Selected passage:
<<<<

What does the comparison run on a non-NUMA non-shared queue look like?
Because I bet it'd be slower.

To be honest, I don't like this approach at all. It makes the normal
case quite a bit slower by having an extra layer of indirection for the
word, that's quite a bit of extra cost. It doesn't seem like a good
approach for the issue, as it pessimizes the normal fast case.

Spreading the memory out does probably make sense, but we need to retain
the fast normal case. Making sbitmap support both, selected at init
time, would be far more likely to be acceptable imho.
John Garry May 10, 2022, 1:44 p.m. UTC | #2
On 10/05/2022 13:50, Jens Axboe wrote:
>> fio config:
>> bs=4096, iodepth=128, numjobs=10, cpus_allowed_policy=split, rw=read,
>> ioscheduler=none
>>
>> Before:
>> 7130K
>>
>> After:
>> 7630K
>>
>> So a +7% IOPS gain.

Thanks for having a look.

>>>>

Data provided:
<<<<

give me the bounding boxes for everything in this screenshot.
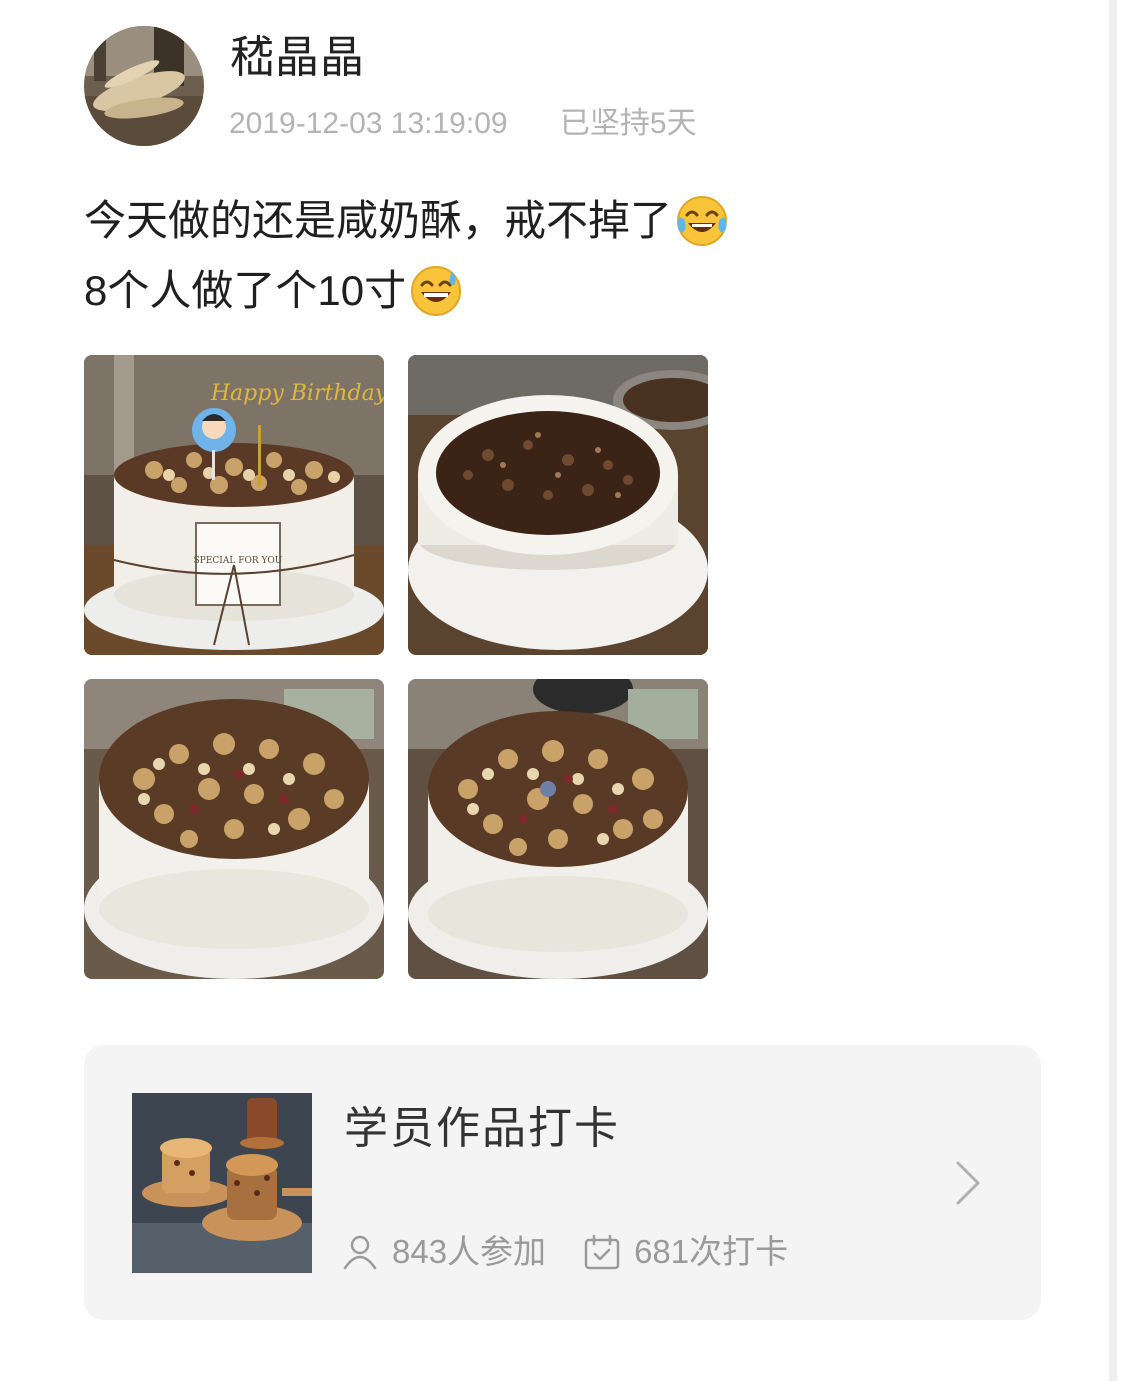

>>>>

Directions:
1. List every setting given in the fio configuration in the mailing-list excerpt, each with its value.
2. Reproduce the mailing-list excerpt word for word from "What does the" up to and including "normal fast case.".

Replies:
1.
- bs=4096
- iodepth=128
- numjobs=10
- cpus_allowed_policy=split
- rw=read
- ioscheduler=none

2.
What does the comparison run on a non-NUMA non-shared queue look like?
Because I bet it'd be slower.

To be honest, I don't like this approach at all. It makes the normal
case quite a bit slower by having an extra layer of indirection for the
word, that's quite a bit of extra cost. It doesn't seem like a good
approach for the issue, as it pessimizes the normal fast case.